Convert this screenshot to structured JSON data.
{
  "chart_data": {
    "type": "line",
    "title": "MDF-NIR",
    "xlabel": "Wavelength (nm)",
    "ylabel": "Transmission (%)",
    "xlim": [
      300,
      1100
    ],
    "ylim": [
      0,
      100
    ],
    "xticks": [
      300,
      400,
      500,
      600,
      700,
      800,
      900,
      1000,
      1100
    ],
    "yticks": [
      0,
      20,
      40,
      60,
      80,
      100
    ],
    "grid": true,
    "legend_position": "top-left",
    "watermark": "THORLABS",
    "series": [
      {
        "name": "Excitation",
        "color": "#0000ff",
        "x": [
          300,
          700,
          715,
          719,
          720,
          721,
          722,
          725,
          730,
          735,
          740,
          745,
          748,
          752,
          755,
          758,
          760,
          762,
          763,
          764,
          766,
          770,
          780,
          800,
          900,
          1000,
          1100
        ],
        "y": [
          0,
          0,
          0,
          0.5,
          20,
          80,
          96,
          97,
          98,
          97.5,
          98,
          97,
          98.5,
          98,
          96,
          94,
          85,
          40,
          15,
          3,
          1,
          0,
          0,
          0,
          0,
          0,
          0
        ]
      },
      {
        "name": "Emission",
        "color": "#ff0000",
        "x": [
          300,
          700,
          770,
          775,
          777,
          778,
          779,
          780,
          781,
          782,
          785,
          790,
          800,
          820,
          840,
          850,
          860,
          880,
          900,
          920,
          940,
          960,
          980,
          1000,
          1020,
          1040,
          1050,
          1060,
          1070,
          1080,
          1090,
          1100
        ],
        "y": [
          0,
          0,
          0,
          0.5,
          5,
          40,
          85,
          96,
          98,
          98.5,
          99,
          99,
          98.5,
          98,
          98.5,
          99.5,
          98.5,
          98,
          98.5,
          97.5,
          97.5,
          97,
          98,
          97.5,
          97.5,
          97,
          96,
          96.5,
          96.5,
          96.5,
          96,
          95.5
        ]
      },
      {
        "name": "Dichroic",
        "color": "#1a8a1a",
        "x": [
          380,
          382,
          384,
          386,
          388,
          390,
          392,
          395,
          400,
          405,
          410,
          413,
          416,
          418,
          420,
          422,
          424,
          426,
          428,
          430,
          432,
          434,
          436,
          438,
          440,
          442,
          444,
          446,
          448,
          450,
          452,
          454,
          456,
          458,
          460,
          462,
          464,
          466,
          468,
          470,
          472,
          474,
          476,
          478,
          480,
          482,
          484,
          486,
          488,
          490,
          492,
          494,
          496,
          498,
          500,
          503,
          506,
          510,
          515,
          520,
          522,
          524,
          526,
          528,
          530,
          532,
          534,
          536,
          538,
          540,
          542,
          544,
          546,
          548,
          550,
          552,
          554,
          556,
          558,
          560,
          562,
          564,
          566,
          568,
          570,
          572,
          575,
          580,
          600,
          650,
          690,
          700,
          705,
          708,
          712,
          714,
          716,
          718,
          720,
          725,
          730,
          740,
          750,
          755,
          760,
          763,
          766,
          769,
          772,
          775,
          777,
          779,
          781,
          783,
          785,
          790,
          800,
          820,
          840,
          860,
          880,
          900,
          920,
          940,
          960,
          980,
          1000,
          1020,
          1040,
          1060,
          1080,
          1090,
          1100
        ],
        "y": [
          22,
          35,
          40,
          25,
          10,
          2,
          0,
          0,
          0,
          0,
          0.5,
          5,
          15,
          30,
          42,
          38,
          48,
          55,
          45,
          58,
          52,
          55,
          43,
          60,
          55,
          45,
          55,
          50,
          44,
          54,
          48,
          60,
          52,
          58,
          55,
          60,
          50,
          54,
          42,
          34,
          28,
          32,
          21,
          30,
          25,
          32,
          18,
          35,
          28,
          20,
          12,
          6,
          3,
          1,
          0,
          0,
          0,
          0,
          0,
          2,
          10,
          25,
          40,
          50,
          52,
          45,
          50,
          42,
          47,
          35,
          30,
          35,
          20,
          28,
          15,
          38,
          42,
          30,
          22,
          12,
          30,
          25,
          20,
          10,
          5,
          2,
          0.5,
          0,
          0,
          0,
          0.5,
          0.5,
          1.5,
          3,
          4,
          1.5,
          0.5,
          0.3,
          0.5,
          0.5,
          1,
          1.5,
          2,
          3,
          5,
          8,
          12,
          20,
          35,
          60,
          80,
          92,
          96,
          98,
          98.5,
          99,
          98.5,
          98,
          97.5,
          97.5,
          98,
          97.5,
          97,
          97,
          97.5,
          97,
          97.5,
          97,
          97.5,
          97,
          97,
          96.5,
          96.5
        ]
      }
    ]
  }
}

....

_What is needed_
Copy out every line of the data above, exactly as given.

_Complete output_
Convert this screenshot to structured JSON data.
{
  "chart_data": {
    "type": "line",
    "title": "MDF-NIR",
    "xlabel": "Wavelength (nm)",
    "ylabel": "Transmission (%)",
    "xlim": [
      300,
      1100
    ],
    "ylim": [
      0,
      100
    ],
    "xticks": [
      300,
      400,
      500,
      600,
      700,
      800,
      900,
      1000,
      1100
    ],
    "yticks": [
      0,
      20,
      40,
      60,
      80,
      100
    ],
    "grid": true,
    "legend_position": "top-left",
    "watermark": "THORLABS",
    "series": [
      {
        "name": "Excitation",
        "color": "#0000ff",
        "x": [
          300,
          700,
          715,
          719,
          720,
          721,
          722,
          725,
          730,
          735,
          740,
          745,
          748,
          752,
          755,
          758,
          760,
          762,
          763,
          764,
          766,
          770,
          780,
          800,
          900,
          1000,
          1100
        ],
        "y": [
          0,
          0,
          0,
          0.5,
          20,
          80,
          96,
          97,
          98,
          97.5,
          98,
          97,
          98.5,
          98,
          96,
          94,
          85,
          40,
          15,
          3,
          1,
          0,
          0,
          0,
          0,
          0,
          0
        ]
      },
      {
        "name": "Emission",
        "color": "#ff0000",
        "x": [
          300,
          700,
          770,
          775,
          777,
          778,
          779,
          780,
          781,
          782,
          785,
          790,
          800,
          820,
          840,
          850,
          860,
          880,
          900,
          920,
          940,
          960,
          980,
          1000,
          1020,
          1040,
          1050,
          1060,
          1070,
          1080,
          1090,
          1100
        ],
        "y": [
          0,
          0,
          0,
          0.5,
          5,
          40,
          85,
          96,
          98,
          98.5,
          99,
          99,
          98.5,
          98,
          98.5,
          99.5,
          98.5,
          98,
          98.5,
          97.5,
          97.5,
          97,
          98,
          97.5,
          97.5,
          97,
          96,
          96.5,
          96.5,
          96.5,
          96,
          95.5
        ]
      },
      {
        "name": "Dichroic",
        "color": "#1a8a1a",
        "x": [
          380,
          382,
          384,
          386,
          388,
          390,
          392,
          395,
          400,
          405,
          410,
          413,
          416,
          418,
          420,
          422,
          424,
          426,
          428,
          430,
          432,
          434,
          436,
          438,
          440,
          442,
          444,
          446,
          448,
          450,
          452,
          454,
          456,
          458,
          460,
          462,
          464,
          466,
          468,
          470,
          472,
          474,
          476,
          478,
          480,
          482,
          484,
          486,
          488,
          490,
          492,
          494,
          496,
          498,
          500,
          503,
          506,
          510,
          515,
          520,
          522,
          524,
          526,
          528,
          530,
          532,
          534,
          536,
          538,
          540,
          542,
          544,
          546,
          548,
          550,
          552,
          554,
          556,
          558,
          560,
          562,
          564,
          566,
          568,
          570,
          572,
          575,
          580,
          600,
          650,
          690,
          700,
          705,
          708,
          712,
          714,
          716,
          718,
          720,
          725,
          730,
          740,
          750,
          755,
          760,
          763,
          766,
          769,
          772,
          775,
          777,
          779,
          781,
          783,
          785,
          790,
          800,
          820,
          840,
          860,
          880,
          900,
          920,
          940,
          960,
          980,
          1000,
          1020,
          1040,
          1060,
          1080,
          1090,
          1100
        ],
        "y": [
          22,
          35,
          40,
          25,
          10,
          2,
          0,
          0,
          0,
          0,
          0.5,
          5,
          15,
          30,
          42,
          38,
          48,
          55,
          45,
          58,
          52,
          55,
          43,
          60,
          55,
          45,
          55,
          50,
          44,
          54,
          48,
          60,
          52,
          58,
          55,
          60,
          50,
          54,
          42,
          34,
          28,
          32,
          21,
          30,
          25,
          32,
          18,
          35,
          28,
          20,
          12,
          6,
          3,
          1,
          0,
          0,
          0,
          0,
          0,
          2,
          10,
          25,
          40,
          50,
          52,
          45,
          50,
          42,
          47,
          35,
          30,
          35,
          20,
          28,
          15,
          38,
          42,
          30,
          22,
          12,
          30,
          25,
          20,
          10,
          5,
          2,
          0.5,
          0,
          0,
          0,
          0.5,
          0.5,
          1.5,
          3,
          4,
          1.5,
          0.5,
          0.3,
          0.5,
          0.5,
          1,
          1.5,
          2,
          3,
          5,
          8,
          12,
          20,
          35,
          60,
          80,
          92,
          96,
          98,
          98.5,
          99,
          98.5,
          98,
          97.5,
          97.5,
          98,
          97.5,
          97,
          97,
          97.5,
          97,
          97.5,
          97,
          97.5,
          97,
          97,
          96.5,
          96.5
        ]
      }
    ]
  }
}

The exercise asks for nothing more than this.